• A block of data:
════════════════════

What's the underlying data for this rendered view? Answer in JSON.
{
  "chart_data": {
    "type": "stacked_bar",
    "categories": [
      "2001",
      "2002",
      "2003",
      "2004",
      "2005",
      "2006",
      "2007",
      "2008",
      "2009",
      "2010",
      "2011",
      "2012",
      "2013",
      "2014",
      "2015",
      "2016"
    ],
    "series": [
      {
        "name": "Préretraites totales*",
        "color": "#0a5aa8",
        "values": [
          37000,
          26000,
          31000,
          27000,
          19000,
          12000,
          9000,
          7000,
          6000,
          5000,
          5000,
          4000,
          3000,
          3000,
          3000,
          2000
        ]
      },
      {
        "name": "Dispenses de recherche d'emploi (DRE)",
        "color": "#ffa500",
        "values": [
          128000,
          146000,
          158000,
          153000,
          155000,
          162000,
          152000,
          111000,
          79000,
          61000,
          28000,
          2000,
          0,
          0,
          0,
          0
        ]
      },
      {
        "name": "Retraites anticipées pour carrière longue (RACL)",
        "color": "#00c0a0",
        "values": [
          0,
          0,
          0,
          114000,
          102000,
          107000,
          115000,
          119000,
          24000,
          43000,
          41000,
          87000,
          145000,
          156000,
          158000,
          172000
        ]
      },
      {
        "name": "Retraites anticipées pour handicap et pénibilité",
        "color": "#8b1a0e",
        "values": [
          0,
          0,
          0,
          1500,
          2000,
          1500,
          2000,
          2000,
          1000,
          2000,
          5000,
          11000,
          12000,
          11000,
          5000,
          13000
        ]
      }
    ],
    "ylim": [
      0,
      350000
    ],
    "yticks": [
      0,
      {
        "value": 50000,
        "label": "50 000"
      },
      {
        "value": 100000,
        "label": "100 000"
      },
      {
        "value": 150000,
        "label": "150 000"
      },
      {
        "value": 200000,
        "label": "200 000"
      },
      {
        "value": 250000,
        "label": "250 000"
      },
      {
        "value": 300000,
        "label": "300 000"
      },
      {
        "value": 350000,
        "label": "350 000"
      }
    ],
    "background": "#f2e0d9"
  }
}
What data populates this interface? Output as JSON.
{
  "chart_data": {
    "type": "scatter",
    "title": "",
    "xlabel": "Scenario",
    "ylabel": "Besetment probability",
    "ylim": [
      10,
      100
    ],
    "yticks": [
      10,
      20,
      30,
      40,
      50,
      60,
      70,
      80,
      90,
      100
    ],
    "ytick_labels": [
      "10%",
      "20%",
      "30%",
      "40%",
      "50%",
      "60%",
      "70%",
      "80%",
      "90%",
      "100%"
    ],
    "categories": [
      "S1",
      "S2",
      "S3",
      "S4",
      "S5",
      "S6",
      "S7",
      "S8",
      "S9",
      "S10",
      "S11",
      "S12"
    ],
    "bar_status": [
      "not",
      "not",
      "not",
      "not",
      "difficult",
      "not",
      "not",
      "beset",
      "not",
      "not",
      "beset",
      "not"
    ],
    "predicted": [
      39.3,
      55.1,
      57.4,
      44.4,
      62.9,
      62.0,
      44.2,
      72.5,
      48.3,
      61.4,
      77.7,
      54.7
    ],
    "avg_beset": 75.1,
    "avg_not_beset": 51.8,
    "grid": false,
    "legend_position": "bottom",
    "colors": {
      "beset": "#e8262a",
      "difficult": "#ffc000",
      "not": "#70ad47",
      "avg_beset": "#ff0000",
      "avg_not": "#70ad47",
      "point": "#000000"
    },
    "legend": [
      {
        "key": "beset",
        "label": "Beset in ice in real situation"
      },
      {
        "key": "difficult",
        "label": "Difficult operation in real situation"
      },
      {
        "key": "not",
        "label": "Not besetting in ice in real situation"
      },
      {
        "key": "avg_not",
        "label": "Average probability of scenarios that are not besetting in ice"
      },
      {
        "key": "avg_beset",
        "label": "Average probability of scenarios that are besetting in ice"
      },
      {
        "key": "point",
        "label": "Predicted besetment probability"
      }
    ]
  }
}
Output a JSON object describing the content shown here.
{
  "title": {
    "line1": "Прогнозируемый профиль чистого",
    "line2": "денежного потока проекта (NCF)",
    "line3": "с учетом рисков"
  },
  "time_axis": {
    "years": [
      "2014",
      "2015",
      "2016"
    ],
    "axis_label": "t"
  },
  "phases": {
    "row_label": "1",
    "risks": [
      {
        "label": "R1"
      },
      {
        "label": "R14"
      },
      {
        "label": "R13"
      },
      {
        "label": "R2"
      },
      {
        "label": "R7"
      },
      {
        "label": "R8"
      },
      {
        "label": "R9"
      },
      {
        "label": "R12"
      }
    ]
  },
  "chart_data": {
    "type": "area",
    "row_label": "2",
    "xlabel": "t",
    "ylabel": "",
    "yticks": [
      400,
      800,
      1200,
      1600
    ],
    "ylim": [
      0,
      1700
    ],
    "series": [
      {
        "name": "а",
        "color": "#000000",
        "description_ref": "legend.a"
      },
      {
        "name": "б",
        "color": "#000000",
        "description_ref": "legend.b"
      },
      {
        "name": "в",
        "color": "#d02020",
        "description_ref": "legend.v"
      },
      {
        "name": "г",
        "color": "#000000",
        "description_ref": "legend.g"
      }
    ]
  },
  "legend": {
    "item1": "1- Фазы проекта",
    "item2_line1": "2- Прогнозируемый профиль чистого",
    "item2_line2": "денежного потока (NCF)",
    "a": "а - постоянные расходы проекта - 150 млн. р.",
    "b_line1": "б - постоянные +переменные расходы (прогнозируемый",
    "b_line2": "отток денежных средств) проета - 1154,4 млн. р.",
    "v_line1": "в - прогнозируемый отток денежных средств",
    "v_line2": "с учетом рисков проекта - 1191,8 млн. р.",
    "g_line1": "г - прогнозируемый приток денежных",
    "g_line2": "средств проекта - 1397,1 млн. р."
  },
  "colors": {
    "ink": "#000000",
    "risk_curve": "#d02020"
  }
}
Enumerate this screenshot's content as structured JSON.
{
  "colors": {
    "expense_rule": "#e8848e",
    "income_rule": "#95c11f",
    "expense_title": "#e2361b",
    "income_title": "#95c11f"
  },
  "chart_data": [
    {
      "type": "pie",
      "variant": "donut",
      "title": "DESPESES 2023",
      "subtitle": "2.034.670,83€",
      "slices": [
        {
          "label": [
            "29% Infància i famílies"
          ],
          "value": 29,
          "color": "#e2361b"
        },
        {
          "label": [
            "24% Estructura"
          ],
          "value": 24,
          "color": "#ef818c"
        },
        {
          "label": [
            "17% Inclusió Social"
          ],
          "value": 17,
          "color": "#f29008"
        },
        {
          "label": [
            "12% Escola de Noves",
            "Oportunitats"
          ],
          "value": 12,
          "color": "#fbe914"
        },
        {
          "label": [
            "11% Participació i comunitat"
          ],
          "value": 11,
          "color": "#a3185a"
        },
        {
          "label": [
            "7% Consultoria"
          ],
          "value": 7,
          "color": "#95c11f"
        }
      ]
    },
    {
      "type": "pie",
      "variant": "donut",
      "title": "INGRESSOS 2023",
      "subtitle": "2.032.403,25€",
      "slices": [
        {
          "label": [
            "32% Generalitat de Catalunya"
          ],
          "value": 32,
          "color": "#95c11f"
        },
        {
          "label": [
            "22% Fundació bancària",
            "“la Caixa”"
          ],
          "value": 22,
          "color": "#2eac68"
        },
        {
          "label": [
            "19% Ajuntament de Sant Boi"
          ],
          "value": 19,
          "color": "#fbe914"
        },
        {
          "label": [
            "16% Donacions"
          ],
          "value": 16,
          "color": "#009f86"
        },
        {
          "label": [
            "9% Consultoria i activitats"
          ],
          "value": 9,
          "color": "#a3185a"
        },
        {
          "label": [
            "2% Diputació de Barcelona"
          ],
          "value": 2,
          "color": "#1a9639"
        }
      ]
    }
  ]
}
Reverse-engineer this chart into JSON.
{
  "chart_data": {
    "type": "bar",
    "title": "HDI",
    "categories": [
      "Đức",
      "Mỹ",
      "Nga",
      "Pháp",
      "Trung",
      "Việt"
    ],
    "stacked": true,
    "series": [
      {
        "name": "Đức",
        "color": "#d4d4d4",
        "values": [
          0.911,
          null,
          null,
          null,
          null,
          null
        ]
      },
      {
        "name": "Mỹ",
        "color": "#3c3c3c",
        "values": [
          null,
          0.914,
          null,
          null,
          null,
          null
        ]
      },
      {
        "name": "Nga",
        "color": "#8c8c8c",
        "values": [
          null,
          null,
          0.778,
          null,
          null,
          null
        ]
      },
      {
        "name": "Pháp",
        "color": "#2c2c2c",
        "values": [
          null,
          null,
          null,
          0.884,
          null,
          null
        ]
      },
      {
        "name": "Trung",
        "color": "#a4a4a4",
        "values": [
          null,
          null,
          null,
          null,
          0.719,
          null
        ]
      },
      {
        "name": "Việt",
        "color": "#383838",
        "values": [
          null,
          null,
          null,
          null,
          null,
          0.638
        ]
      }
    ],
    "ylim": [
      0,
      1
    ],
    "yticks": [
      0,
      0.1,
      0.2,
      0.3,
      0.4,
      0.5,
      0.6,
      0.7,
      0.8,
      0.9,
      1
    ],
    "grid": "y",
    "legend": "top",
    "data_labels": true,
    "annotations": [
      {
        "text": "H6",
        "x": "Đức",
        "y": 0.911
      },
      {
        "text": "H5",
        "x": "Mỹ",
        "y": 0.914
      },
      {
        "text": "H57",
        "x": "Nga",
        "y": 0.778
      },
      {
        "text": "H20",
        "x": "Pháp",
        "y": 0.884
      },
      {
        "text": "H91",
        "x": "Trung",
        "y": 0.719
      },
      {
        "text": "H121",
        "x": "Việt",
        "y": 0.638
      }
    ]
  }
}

════════════════════

• What is needed: Tally every line of the data that holds the word "JSON" and write the count alone.

• Answer to this problem: 5